Exercise goal –
Keep only the lines where "Doces" appears.

☆ ☆ ☆

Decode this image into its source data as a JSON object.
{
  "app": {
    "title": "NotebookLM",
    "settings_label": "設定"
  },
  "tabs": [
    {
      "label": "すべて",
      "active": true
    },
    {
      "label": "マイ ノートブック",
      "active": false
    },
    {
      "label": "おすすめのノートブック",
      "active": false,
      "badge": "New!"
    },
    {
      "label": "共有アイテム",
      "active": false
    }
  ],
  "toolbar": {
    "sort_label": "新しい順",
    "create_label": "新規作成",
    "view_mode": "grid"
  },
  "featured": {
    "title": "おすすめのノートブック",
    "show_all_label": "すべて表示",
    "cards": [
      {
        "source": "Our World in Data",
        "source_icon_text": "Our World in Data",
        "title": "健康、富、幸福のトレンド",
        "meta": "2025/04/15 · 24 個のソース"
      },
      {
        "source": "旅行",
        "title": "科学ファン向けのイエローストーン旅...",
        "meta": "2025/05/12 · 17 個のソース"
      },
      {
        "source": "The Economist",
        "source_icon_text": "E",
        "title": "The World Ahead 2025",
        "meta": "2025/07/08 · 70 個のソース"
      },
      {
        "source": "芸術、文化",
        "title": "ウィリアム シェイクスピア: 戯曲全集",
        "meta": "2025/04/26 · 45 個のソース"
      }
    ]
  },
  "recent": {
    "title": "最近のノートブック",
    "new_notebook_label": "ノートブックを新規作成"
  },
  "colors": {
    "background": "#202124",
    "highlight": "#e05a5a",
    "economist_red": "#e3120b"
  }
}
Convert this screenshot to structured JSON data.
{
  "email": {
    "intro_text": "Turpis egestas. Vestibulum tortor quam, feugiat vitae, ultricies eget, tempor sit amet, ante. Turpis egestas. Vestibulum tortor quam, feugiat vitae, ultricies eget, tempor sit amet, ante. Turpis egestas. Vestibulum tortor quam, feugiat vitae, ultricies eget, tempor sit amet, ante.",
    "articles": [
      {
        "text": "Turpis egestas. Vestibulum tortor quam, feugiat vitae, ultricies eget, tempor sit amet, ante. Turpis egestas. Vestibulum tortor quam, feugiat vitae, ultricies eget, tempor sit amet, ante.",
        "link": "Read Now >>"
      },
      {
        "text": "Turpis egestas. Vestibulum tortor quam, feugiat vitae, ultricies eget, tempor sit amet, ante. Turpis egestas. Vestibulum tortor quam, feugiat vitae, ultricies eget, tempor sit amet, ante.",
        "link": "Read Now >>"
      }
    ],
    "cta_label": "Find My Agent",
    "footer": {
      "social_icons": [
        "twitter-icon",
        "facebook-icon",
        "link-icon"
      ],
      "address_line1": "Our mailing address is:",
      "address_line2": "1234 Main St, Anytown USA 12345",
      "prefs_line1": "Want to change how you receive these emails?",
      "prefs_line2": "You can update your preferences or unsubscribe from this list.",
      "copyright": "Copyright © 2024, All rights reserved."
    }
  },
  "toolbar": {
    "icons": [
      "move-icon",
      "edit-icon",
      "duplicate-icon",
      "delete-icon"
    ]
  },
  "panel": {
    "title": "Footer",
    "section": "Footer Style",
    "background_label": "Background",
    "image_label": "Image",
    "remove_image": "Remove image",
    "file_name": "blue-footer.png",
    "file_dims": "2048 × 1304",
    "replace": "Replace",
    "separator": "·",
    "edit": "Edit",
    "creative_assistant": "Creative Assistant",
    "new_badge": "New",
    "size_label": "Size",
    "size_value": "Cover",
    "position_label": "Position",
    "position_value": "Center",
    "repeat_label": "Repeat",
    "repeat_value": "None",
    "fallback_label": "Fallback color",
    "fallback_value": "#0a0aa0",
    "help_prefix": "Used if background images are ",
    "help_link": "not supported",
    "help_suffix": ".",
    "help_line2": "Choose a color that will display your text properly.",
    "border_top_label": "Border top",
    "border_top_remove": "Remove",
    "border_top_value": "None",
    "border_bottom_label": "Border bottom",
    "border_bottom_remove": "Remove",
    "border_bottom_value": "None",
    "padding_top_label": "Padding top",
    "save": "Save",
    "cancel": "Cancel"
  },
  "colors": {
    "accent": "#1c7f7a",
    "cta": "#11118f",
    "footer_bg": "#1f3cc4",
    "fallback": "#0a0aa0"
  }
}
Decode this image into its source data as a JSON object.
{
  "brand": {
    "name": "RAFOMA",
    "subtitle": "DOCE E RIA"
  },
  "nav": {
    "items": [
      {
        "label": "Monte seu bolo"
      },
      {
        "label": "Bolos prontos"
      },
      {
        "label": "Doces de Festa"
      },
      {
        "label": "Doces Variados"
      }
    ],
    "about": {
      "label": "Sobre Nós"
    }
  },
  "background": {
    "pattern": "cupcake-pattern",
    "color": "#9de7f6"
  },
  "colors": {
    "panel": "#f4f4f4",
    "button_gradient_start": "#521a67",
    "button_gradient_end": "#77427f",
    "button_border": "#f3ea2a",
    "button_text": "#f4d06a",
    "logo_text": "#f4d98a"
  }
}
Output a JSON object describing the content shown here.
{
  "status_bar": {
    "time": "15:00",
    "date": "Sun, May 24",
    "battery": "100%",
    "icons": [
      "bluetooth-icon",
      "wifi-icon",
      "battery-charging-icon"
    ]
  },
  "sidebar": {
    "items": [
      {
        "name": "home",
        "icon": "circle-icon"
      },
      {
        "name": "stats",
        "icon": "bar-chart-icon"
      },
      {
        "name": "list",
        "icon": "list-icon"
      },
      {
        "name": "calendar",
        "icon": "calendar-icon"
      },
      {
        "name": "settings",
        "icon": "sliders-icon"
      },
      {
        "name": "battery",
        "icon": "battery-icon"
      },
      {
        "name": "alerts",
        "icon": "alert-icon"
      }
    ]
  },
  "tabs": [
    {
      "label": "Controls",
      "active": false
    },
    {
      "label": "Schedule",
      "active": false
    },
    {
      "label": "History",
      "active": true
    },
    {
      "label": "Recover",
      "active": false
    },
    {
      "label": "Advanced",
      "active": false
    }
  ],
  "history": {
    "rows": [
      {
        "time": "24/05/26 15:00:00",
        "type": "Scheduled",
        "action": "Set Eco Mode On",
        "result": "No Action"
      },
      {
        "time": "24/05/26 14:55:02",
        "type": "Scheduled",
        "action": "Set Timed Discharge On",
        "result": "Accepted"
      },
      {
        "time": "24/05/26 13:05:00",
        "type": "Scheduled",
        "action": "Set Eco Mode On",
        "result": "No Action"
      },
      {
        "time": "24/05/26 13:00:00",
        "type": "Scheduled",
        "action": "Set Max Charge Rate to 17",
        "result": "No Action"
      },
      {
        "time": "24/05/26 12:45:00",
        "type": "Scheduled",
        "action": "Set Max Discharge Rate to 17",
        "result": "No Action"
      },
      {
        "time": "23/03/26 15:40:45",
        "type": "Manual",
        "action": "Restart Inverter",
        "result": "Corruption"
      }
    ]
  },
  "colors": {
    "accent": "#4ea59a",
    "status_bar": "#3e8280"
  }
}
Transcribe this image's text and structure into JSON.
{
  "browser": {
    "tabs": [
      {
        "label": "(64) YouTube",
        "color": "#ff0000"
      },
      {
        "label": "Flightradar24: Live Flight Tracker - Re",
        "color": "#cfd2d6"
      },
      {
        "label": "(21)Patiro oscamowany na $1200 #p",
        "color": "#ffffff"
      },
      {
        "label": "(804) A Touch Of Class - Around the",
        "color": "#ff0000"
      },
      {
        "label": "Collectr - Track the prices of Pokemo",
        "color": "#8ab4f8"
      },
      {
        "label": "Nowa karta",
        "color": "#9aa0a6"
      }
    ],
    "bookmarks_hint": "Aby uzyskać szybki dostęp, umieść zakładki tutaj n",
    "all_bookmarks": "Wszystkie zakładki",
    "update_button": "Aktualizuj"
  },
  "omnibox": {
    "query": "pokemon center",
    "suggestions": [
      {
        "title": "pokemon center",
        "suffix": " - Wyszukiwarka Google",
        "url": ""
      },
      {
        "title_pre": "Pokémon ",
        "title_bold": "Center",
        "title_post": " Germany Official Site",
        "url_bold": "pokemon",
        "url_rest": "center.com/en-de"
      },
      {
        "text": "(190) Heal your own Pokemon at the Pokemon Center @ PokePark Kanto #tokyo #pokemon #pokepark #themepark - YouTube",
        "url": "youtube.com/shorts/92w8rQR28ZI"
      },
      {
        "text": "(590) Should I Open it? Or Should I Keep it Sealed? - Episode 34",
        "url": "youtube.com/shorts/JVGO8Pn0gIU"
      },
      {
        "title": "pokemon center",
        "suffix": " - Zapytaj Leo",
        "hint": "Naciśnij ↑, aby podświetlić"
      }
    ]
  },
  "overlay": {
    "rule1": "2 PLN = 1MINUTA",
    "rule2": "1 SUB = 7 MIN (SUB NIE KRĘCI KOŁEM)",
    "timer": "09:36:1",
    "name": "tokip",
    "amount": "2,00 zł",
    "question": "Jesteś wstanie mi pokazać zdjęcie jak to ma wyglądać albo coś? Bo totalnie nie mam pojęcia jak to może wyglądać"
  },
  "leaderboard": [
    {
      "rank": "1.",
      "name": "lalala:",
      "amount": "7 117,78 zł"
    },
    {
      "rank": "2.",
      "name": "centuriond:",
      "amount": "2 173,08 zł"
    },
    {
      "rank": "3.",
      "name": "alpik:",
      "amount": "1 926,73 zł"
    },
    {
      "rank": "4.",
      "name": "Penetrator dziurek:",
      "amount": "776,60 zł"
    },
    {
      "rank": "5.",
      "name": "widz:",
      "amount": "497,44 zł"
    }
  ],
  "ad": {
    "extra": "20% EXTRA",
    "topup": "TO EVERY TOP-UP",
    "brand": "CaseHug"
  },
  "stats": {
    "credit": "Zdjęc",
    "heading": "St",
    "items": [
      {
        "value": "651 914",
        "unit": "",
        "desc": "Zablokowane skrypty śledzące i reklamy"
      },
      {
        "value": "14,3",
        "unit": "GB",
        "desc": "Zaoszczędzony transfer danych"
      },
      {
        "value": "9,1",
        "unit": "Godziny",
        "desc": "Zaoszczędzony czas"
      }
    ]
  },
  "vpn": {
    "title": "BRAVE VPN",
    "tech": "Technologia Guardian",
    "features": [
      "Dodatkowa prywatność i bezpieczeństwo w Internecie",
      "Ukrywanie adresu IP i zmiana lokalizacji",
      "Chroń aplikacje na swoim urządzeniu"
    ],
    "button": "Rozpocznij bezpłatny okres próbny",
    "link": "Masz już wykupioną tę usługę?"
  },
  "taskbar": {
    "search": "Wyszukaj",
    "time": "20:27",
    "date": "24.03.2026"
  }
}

☆ ☆ ☆

Output for this task –
        "label": "Doces de Festa"
        "label": "Doces Variados"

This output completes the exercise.